Your task is to print all of the data word for word.

--- start Listed entries ---

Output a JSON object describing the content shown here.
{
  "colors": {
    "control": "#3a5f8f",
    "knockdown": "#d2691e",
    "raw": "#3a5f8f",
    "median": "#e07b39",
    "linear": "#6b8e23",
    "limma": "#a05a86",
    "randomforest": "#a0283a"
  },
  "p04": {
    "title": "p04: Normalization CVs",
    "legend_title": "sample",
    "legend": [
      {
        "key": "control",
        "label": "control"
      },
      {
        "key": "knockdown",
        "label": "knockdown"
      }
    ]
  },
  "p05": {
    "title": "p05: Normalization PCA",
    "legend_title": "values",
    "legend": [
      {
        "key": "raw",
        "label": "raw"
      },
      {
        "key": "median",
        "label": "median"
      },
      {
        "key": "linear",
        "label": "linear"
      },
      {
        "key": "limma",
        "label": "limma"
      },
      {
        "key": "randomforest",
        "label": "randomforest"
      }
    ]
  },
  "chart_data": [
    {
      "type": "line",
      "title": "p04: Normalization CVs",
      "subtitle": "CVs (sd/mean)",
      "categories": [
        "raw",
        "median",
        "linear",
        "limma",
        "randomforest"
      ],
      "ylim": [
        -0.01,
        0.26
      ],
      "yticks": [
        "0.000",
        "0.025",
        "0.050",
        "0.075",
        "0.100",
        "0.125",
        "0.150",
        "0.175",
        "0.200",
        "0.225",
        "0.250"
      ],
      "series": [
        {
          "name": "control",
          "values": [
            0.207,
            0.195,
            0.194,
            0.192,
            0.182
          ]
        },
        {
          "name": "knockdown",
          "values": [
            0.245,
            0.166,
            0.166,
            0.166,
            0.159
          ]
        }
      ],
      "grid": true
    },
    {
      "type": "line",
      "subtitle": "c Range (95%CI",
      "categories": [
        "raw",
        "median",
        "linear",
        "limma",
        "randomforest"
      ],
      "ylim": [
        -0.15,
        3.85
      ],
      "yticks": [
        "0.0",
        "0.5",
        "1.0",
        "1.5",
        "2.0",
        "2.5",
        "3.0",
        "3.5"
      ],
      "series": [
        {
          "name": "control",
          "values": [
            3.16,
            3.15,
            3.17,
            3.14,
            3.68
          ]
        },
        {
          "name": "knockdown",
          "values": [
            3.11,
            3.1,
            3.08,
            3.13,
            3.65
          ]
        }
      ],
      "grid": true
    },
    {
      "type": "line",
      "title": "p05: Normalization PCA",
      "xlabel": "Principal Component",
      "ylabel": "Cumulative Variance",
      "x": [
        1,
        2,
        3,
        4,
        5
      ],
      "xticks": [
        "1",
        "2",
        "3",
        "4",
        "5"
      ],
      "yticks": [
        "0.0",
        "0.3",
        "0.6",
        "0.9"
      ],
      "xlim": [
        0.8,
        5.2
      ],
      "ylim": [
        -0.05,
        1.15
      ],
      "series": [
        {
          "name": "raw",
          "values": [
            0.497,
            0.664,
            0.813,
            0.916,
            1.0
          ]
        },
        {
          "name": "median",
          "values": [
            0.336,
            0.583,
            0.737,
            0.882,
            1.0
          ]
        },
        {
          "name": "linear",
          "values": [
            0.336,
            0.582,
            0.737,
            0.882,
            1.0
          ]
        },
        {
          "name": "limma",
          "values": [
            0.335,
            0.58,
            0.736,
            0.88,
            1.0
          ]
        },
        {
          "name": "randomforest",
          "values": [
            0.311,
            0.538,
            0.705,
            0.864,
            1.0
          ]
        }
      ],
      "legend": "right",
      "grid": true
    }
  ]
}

--- end Listed entries ---

Answer
Output a JSON object describing the content shown here.
{
  "colors": {
    "control": "#3a5f8f",
    "knockdown": "#d2691e",
    "raw": "#3a5f8f",
    "median": "#e07b39",
    "linear": "#6b8e23",
    "limma": "#a05a86",
    "randomforest": "#a0283a"
  },
  "p04": {
    "title": "p04: Normalization CVs",
    "legend_title": "sample",
    "legend": [
      {
        "key": "control",
        "label": "control"
      },
      {
        "key": "knockdown",
        "label": "knockdown"
      }
    ]
  },
  "p05": {
    "title": "p05: Normalization PCA",
    "legend_title": "values",
    "legend": [
      {
        "key": "raw",
        "label": "raw"
      },
      {
        "key": "median",
        "label": "median"
      },
      {
        "key": "linear",
        "label": "linear"
      },
      {
        "key": "limma",
        "label": "limma"
      },
      {
        "key": "randomforest",
        "label": "randomforest"
      }
    ]
  },
  "chart_data": [
    {
      "type": "line",
      "title": "p04: Normalization CVs",
      "subtitle": "CVs (sd/mean)",
      "categories": [
        "raw",
        "median",
        "linear",
        "limma",
        "randomforest"
      ],
      "ylim": [
        -0.01,
        0.26
      ],
      "yticks": [
        "0.000",
        "0.025",
        "0.050",
        "0.075",
        "0.100",
        "0.125",
        "0.150",
        "0.175",
        "0.200",
        "0.225",
        "0.250"
      ],
      "series": [
        {
          "name": "control",
          "values": [
            0.207,
            0.195,
            0.194,
            0.192,
            0.182
          ]
        },
        {
          "name": "knockdown",
          "values": [
            0.245,
            0.166,
            0.166,
            0.166,
            0.159
          ]
        }
      ],
      "grid": true
    },
    {
      "type": "line",
      "subtitle": "c Range (95%CI",
      "categories": [
        "raw",
        "median",
        "linear",
        "limma",
        "randomforest"
      ],
      "ylim": [
        -0.15,
        3.85
      ],
      "yticks": [
        "0.0",
        "0.5",
        "1.0",
        "1.5",
        "2.0",
        "2.5",
        "3.0",
        "3.5"
      ],
      "series": [
        {
          "name": "control",
          "values": [
            3.16,
            3.15,
            3.17,
            3.14,
            3.68
          ]
        },
        {
          "name": "knockdown",
          "values": [
            3.11,
            3.1,
            3.08,
            3.13,
            3.65
          ]
        }
      ],
      "grid": true
    },
    {
      "type": "line",
      "title": "p05: Normalization PCA",
      "xlabel": "Principal Component",
      "ylabel": "Cumulative Variance",
      "x": [
        1,
        2,
        3,
        4,
        5
      ],
      "xticks": [
        "1",
        "2",
        "3",
        "4",
        "5"
      ],
      "yticks": [
        "0.0",
        "0.3",
        "0.6",
        "0.9"
      ],
      "xlim": [
        0.8,
        5.2
      ],
      "ylim": [
        -0.05,
        1.15
      ],
      "series": [
        {
          "name": "raw",
          "values": [
            0.497,
            0.664,
            0.813,
            0.916,
            1.0
          ]
        },
        {
          "name": "median",
          "values": [
            0.336,
            0.583,
            0.737,
            0.882,
            1.0
          ]
        },
        {
          "name": "linear",
          "values": [
            0.336,
            0.582,
            0.737,
            0.882,
            1.0
          ]
        },
        {
          "name": "limma",
          "values": [
            0.335,
            0.58,
            0.736,
            0.88,
            1.0
          ]
        },
        {
          "name": "randomforest",
          "values": [
            0.311,
            0.538,
            0.705,
            0.864,
            1.0
          ]
        }
      ],
      "legend": "right",
      "grid": true
    }
  ]
}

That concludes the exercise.